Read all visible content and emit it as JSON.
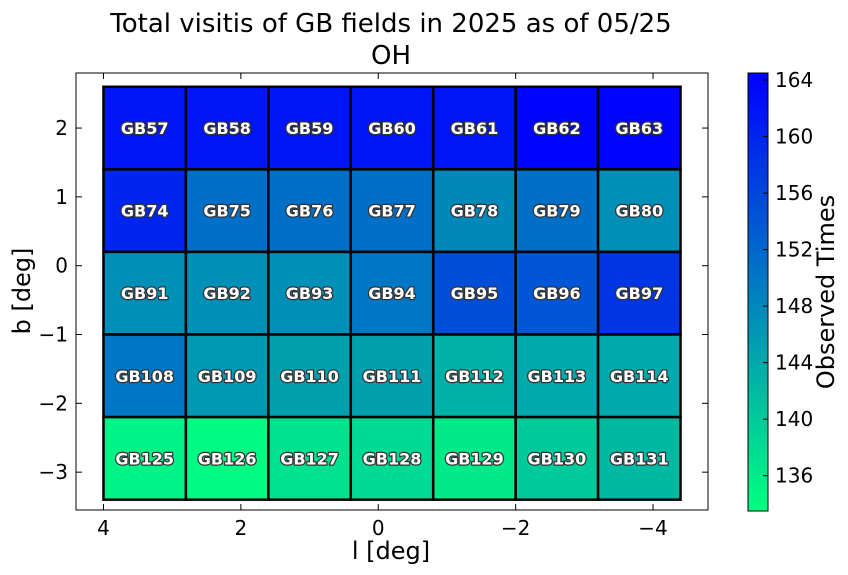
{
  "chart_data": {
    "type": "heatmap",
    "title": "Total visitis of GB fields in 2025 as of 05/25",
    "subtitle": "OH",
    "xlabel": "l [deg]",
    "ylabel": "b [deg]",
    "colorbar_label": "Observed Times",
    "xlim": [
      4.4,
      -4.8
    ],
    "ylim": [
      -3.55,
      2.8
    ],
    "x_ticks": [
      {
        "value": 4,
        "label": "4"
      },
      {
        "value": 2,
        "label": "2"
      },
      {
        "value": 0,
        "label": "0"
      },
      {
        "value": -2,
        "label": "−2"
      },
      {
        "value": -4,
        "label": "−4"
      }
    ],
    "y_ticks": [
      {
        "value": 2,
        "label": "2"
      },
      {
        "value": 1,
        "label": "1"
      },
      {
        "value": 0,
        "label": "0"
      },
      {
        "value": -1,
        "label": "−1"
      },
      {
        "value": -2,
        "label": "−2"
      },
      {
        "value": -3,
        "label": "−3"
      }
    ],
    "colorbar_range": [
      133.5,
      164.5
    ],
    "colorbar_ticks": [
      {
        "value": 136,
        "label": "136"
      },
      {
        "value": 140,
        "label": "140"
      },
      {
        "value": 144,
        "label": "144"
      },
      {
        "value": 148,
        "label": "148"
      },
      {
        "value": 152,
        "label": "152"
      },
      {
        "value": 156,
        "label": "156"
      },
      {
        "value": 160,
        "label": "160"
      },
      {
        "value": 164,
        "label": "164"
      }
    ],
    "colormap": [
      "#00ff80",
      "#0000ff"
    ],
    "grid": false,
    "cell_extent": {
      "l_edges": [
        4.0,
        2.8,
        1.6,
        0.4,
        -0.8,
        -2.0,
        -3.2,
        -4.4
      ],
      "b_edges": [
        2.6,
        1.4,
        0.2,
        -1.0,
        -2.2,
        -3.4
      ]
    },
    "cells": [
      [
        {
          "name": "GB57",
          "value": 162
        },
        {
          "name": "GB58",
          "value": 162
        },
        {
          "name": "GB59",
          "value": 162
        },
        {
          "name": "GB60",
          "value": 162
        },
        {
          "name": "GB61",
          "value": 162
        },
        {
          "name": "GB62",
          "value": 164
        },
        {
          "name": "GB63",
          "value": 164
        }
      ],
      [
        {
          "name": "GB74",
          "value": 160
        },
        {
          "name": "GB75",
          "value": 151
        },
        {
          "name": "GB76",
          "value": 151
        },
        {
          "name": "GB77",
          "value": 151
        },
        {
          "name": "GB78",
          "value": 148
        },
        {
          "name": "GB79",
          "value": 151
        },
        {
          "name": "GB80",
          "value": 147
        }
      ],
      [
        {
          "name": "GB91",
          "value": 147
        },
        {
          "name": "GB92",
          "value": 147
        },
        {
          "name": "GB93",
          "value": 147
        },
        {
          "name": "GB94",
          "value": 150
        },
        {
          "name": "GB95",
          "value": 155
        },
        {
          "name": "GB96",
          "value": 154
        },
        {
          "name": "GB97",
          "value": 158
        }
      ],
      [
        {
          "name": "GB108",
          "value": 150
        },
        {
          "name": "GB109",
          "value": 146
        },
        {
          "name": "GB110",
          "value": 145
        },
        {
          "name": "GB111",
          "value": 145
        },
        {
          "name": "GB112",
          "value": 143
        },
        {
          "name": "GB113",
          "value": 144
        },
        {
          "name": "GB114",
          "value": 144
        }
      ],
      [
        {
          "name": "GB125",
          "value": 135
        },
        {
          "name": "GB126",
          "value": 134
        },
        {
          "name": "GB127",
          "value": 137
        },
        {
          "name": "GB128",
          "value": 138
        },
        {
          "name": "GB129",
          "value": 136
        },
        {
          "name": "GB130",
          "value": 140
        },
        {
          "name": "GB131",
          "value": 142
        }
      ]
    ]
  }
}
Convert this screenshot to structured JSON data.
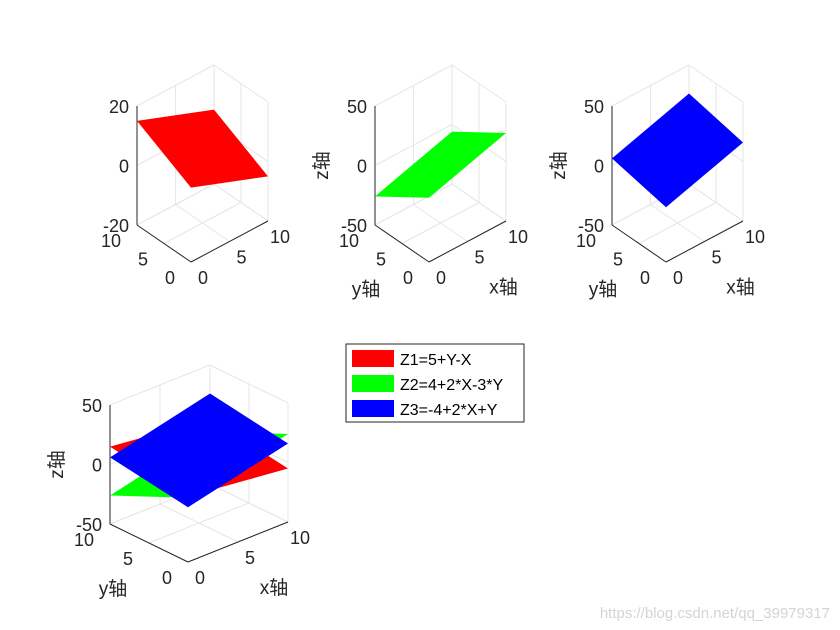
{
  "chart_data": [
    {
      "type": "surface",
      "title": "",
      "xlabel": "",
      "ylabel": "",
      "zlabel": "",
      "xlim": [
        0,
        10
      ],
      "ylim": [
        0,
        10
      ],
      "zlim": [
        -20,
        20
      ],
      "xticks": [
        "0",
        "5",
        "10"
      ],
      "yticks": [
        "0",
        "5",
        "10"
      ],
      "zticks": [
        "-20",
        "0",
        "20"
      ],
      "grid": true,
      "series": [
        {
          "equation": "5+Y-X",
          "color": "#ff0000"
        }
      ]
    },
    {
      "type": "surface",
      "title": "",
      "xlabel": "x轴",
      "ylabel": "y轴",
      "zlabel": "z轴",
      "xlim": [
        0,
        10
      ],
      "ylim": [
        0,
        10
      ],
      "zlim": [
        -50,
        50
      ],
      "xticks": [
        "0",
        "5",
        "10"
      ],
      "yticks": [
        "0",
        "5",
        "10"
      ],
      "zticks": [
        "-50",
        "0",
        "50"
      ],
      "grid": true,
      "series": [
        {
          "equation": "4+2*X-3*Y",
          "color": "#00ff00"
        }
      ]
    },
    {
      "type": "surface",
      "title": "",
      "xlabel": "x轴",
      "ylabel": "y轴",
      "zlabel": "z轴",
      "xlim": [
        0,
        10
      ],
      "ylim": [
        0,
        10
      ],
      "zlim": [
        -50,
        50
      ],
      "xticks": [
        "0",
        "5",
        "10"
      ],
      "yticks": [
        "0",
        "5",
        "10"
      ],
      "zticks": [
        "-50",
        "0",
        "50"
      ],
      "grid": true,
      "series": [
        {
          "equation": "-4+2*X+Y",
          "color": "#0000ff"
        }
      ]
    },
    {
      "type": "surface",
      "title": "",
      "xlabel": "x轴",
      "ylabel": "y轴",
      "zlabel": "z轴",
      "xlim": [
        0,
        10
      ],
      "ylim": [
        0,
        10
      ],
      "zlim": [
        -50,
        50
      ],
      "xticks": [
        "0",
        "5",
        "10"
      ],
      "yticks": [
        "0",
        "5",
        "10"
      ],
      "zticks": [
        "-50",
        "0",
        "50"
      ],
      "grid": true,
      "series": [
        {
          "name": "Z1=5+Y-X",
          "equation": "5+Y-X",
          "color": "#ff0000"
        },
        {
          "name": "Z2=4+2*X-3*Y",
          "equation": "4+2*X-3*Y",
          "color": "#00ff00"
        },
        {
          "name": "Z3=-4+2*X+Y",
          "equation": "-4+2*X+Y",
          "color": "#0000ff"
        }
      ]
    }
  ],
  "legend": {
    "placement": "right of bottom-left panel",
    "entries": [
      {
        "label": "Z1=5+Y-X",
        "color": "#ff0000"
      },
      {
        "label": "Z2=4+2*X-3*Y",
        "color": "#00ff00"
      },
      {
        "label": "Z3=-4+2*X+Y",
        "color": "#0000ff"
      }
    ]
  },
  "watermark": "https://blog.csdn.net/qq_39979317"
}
-*-*-
GOAL OF THE EXERCISE: In the entries above, identify each line that includes the string "JSON", then copy it.

EXPECTED ANSWER:
Read all visible content and emit it as JSON.
Convert this screenshot to structured JSON data.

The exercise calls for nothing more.